*Written exercise*.
What follows are records. Restate all of them word for word.

*Data for this task*.
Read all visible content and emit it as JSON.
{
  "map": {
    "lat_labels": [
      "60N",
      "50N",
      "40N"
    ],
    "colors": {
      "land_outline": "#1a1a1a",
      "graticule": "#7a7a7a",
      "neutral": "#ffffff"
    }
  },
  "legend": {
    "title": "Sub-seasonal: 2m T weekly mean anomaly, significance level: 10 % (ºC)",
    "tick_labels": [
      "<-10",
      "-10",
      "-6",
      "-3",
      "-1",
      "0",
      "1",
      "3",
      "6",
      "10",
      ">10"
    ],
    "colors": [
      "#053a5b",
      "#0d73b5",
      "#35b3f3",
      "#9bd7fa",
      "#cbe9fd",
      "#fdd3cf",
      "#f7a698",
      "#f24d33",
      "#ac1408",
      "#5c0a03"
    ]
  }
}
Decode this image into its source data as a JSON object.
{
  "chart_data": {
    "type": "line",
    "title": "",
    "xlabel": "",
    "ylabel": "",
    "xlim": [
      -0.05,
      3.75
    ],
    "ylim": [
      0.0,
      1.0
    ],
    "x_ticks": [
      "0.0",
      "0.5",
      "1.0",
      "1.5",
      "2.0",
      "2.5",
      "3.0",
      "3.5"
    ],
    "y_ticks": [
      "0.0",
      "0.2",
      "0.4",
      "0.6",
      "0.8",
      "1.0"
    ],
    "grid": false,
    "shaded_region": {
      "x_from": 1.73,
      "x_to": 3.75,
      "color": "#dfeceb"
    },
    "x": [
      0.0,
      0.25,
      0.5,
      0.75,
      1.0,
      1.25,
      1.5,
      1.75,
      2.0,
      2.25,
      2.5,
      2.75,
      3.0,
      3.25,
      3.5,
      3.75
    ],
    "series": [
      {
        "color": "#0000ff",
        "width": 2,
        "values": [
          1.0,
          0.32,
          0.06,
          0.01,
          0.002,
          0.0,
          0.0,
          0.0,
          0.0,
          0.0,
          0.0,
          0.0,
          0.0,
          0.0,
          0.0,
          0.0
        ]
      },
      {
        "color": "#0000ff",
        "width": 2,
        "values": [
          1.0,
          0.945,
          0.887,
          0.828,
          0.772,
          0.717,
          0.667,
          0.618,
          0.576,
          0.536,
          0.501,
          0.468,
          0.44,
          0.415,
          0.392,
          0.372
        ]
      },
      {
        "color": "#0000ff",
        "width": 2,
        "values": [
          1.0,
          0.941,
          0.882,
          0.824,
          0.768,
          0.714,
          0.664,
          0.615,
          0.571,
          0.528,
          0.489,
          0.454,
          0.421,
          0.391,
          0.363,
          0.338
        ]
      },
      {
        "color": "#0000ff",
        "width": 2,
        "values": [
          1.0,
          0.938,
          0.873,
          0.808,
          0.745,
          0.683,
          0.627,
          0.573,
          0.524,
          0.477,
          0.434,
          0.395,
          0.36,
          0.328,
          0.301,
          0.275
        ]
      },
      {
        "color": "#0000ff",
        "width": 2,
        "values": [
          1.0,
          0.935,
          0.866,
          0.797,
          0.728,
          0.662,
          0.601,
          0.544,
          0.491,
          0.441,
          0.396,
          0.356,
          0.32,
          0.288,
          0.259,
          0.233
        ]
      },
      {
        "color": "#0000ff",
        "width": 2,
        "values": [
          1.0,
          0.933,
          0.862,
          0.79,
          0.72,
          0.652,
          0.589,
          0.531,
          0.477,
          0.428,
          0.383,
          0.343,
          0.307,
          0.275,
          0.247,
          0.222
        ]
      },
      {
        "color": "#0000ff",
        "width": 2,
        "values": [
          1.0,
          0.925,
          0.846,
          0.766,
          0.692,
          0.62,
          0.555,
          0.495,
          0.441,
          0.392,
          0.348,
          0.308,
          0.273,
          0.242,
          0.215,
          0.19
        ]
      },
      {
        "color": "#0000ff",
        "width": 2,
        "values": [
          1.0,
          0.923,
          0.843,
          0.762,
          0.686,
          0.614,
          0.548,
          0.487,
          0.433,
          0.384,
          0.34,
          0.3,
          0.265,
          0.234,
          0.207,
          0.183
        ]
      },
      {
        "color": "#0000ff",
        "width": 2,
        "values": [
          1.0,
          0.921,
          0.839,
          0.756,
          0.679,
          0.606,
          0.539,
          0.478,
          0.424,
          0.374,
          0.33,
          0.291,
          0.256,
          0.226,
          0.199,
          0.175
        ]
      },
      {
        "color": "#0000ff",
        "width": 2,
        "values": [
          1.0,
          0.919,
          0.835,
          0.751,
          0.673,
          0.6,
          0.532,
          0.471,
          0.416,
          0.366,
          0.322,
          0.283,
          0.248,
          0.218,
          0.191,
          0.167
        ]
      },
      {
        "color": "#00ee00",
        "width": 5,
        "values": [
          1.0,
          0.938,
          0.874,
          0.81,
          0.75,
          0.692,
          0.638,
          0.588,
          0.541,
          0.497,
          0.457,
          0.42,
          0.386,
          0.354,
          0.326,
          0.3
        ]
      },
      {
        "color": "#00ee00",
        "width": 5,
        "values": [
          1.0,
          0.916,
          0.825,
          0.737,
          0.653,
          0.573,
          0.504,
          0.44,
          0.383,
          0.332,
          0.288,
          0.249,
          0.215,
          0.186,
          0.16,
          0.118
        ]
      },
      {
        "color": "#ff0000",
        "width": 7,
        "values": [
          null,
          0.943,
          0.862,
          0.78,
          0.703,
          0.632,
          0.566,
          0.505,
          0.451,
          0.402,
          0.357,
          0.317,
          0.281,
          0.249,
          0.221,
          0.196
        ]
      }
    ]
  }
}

*Full output*.
Read all visible content and emit it as JSON.
{
  "map": {
    "lat_labels": [
      "60N",
      "50N",
      "40N"
    ],
    "colors": {
      "land_outline": "#1a1a1a",
      "graticule": "#7a7a7a",
      "neutral": "#ffffff"
    }
  },
  "legend": {
    "title": "Sub-seasonal: 2m T weekly mean anomaly, significance level: 10 % (ºC)",
    "tick_labels": [
      "<-10",
      "-10",
      "-6",
      "-3",
      "-1",
      "0",
      "1",
      "3",
      "6",
      "10",
      ">10"
    ],
    "colors": [
      "#053a5b",
      "#0d73b5",
      "#35b3f3",
      "#9bd7fa",
      "#cbe9fd",
      "#fdd3cf",
      "#f7a698",
      "#f24d33",
      "#ac1408",
      "#5c0a03"
    ]
  }
}
Decode this image into its source data as a JSON object.
{
  "chart_data": {
    "type": "line",
    "title": "",
    "xlabel": "",
    "ylabel": "",
    "xlim": [
      -0.05,
      3.75
    ],
    "ylim": [
      0.0,
      1.0
    ],
    "x_ticks": [
      "0.0",
      "0.5",
      "1.0",
      "1.5",
      "2.0",
      "2.5",
      "3.0",
      "3.5"
    ],
    "y_ticks": [
      "0.0",
      "0.2",
      "0.4",
      "0.6",
      "0.8",
      "1.0"
    ],
    "grid": false,
    "shaded_region": {
      "x_from": 1.73,
      "x_to": 3.75,
      "color": "#dfeceb"
    },
    "x": [
      0.0,
      0.25,
      0.5,
      0.75,
      1.0,
      1.25,
      1.5,
      1.75,
      2.0,
      2.25,
      2.5,
      2.75,
      3.0,
      3.25,
      3.5,
      3.75
    ],
    "series": [
      {
        "color": "#0000ff",
        "width": 2,
        "values": [
          1.0,
          0.32,
          0.06,
          0.01,
          0.002,
          0.0,
          0.0,
          0.0,
          0.0,
          0.0,
          0.0,
          0.0,
          0.0,
          0.0,
          0.0,
          0.0
        ]
      },
      {
        "color": "#0000ff",
        "width": 2,
        "values": [
          1.0,
          0.945,
          0.887,
          0.828,
          0.772,
          0.717,
          0.667,
          0.618,
          0.576,
          0.536,
          0.501,
          0.468,
          0.44,
          0.415,
          0.392,
          0.372
        ]
      },
      {
        "color": "#0000ff",
        "width": 2,
        "values": [
          1.0,
          0.941,
          0.882,
          0.824,
          0.768,
          0.714,
          0.664,
          0.615,
          0.571,
          0.528,
          0.489,
          0.454,
          0.421,
          0.391,
          0.363,
          0.338
        ]
      },
      {
        "color": "#0000ff",
        "width": 2,
        "values": [
          1.0,
          0.938,
          0.873,
          0.808,
          0.745,
          0.683,
          0.627,
          0.573,
          0.524,
          0.477,
          0.434,
          0.395,
          0.36,
          0.328,
          0.301,
          0.275
        ]
      },
      {
        "color": "#0000ff",
        "width": 2,
        "values": [
          1.0,
          0.935,
          0.866,
          0.797,
          0.728,
          0.662,
          0.601,
          0.544,
          0.491,
          0.441,
          0.396,
          0.356,
          0.32,
          0.288,
          0.259,
          0.233
        ]
      },
      {
        "color": "#0000ff",
        "width": 2,
        "values": [
          1.0,
          0.933,
          0.862,
          0.79,
          0.72,
          0.652,
          0.589,
          0.531,
          0.477,
          0.428,
          0.383,
          0.343,
          0.307,
          0.275,
          0.247,
          0.222
        ]
      },
      {
        "color": "#0000ff",
        "width": 2,
        "values": [
          1.0,
          0.925,
          0.846,
          0.766,
          0.692,
          0.62,
          0.555,
          0.495,
          0.441,
          0.392,
          0.348,
          0.308,
          0.273,
          0.242,
          0.215,
          0.19
        ]
      },
      {
        "color": "#0000ff",
        "width": 2,
        "values": [
          1.0,
          0.923,
          0.843,
          0.762,
          0.686,
          0.614,
          0.548,
          0.487,
          0.433,
          0.384,
          0.34,
          0.3,
          0.265,
          0.234,
          0.207,
          0.183
        ]
      },
      {
        "color": "#0000ff",
        "width": 2,
        "values": [
          1.0,
          0.921,
          0.839,
          0.756,
          0.679,
          0.606,
          0.539,
          0.478,
          0.424,
          0.374,
          0.33,
          0.291,
          0.256,
          0.226,
          0.199,
          0.175
        ]
      },
      {
        "color": "#0000ff",
        "width": 2,
        "values": [
          1.0,
          0.919,
          0.835,
          0.751,
          0.673,
          0.6,
          0.532,
          0.471,
          0.416,
          0.366,
          0.322,
          0.283,
          0.248,
          0.218,
          0.191,
          0.167
        ]
      },
      {
        "color": "#00ee00",
        "width": 5,
        "values": [
          1.0,
          0.938,
          0.874,
          0.81,
          0.75,
          0.692,
          0.638,
          0.588,
          0.541,
          0.497,
          0.457,
          0.42,
          0.386,
          0.354,
          0.326,
          0.3
        ]
      },
      {
        "color": "#00ee00",
        "width": 5,
        "values": [
          1.0,
          0.916,
          0.825,
          0.737,
          0.653,
          0.573,
          0.504,
          0.44,
          0.383,
          0.332,
          0.288,
          0.249,
          0.215,
          0.186,
          0.16,
          0.118
        ]
      },
      {
        "color": "#ff0000",
        "width": 7,
        "values": [
          null,
          0.943,
          0.862,
          0.78,
          0.703,
          0.632,
          0.566,
          0.505,
          0.451,
          0.402,
          0.357,
          0.317,
          0.281,
          0.249,
          0.221,
          0.196
        ]
      }
    ]
  }
}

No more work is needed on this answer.